Directions
Scan the lines below for the string "ylabel" and copy every one that has it.
..............................
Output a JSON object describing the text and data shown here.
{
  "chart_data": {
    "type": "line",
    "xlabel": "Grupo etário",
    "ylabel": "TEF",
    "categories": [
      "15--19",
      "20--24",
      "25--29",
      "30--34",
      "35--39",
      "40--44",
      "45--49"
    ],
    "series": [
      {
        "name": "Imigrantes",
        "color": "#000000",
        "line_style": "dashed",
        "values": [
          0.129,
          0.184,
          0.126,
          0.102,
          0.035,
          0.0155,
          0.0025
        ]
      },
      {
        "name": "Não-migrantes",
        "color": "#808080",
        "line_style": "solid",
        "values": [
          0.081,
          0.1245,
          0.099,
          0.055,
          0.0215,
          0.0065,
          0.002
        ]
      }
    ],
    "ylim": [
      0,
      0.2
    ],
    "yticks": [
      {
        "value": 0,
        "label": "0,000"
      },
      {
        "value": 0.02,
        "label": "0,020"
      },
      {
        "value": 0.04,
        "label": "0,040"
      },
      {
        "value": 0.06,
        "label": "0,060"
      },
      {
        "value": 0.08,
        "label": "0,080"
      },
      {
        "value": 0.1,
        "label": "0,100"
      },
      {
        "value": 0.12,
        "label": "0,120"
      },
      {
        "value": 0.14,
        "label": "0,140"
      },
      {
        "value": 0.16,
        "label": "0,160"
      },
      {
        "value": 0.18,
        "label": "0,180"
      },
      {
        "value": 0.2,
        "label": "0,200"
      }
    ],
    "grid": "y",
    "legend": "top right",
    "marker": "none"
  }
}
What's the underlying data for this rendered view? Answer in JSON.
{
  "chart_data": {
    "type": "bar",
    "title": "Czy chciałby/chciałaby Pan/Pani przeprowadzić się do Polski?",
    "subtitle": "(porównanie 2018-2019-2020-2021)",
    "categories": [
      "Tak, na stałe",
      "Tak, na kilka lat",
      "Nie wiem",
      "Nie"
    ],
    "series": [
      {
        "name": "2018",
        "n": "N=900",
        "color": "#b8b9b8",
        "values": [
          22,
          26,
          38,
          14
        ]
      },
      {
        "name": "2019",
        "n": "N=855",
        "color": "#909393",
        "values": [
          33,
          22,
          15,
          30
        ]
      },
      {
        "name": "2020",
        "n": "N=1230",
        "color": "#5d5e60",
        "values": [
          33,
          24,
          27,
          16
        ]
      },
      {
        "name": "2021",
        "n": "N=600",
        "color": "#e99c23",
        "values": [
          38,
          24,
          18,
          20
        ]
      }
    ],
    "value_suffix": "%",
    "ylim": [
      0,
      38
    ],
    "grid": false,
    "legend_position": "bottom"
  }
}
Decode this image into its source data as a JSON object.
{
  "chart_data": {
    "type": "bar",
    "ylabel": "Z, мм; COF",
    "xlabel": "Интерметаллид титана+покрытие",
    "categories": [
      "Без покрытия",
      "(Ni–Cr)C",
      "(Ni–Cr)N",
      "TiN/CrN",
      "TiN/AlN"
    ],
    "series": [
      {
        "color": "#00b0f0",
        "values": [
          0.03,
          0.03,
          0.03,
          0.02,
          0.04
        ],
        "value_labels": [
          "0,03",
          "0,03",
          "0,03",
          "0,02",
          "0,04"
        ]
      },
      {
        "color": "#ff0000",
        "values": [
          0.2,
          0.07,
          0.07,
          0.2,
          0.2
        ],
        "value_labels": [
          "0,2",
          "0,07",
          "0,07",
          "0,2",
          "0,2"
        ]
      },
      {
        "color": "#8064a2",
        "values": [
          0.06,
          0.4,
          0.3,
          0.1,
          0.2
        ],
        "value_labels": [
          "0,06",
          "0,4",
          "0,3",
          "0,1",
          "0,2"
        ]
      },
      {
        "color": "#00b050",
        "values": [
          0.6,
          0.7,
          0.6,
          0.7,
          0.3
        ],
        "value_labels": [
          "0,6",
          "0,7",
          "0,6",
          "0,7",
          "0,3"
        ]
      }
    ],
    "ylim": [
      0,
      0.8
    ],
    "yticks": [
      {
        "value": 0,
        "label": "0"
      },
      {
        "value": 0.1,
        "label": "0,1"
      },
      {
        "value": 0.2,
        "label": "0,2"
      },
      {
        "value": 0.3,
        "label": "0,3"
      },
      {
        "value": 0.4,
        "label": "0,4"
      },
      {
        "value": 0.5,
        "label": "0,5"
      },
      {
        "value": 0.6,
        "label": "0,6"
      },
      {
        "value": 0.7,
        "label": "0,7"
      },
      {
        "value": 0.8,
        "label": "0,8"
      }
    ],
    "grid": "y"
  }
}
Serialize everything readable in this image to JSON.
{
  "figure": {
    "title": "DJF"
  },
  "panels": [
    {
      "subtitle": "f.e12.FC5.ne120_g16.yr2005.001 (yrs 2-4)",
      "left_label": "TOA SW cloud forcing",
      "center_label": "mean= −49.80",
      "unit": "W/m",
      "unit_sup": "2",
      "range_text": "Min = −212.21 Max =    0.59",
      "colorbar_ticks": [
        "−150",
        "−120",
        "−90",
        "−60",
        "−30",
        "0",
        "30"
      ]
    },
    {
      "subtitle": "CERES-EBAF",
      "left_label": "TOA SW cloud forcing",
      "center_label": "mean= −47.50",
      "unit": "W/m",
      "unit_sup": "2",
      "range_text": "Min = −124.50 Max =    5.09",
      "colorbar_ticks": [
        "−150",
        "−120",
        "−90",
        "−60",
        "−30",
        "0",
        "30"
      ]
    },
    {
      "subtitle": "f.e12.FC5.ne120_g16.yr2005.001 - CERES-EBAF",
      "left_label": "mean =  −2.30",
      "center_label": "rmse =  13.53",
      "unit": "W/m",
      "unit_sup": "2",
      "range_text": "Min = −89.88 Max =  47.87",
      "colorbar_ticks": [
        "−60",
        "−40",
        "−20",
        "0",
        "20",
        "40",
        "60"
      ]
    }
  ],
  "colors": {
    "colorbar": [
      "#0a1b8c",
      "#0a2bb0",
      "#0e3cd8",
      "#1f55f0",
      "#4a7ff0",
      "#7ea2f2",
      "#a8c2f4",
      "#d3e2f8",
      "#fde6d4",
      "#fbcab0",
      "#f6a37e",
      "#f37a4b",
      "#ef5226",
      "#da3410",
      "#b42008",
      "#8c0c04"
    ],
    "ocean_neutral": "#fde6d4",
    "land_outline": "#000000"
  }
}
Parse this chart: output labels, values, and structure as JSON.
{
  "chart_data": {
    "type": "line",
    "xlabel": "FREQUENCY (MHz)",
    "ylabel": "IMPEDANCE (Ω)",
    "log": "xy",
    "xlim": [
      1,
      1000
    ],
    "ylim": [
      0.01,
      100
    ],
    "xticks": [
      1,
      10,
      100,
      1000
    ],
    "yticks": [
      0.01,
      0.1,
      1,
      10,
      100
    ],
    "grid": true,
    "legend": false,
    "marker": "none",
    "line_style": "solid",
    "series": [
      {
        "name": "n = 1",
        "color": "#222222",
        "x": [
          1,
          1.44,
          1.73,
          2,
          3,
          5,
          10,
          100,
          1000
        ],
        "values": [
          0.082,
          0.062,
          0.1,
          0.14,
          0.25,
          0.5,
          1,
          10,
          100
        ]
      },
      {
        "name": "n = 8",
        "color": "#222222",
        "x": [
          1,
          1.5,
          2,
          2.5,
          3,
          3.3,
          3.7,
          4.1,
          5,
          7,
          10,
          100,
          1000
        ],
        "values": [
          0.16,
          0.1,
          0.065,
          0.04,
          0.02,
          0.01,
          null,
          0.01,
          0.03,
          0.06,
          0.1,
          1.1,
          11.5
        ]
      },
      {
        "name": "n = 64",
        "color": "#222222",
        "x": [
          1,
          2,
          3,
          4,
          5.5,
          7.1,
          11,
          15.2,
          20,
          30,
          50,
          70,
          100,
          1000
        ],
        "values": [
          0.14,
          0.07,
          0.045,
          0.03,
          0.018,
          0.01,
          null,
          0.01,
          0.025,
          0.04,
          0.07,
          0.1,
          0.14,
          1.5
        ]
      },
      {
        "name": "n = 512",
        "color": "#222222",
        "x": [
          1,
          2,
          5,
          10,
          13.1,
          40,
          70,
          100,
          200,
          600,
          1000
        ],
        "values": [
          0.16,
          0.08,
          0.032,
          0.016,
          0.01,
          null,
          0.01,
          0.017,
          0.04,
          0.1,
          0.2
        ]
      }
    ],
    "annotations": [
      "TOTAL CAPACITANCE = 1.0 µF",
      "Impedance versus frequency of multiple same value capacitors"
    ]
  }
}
..............................
Response for this exercise
    "ylabel": "TEF",
    "ylabel": "Z, мм; COF",
    "ylabel": "IMPEDANCE (Ω)",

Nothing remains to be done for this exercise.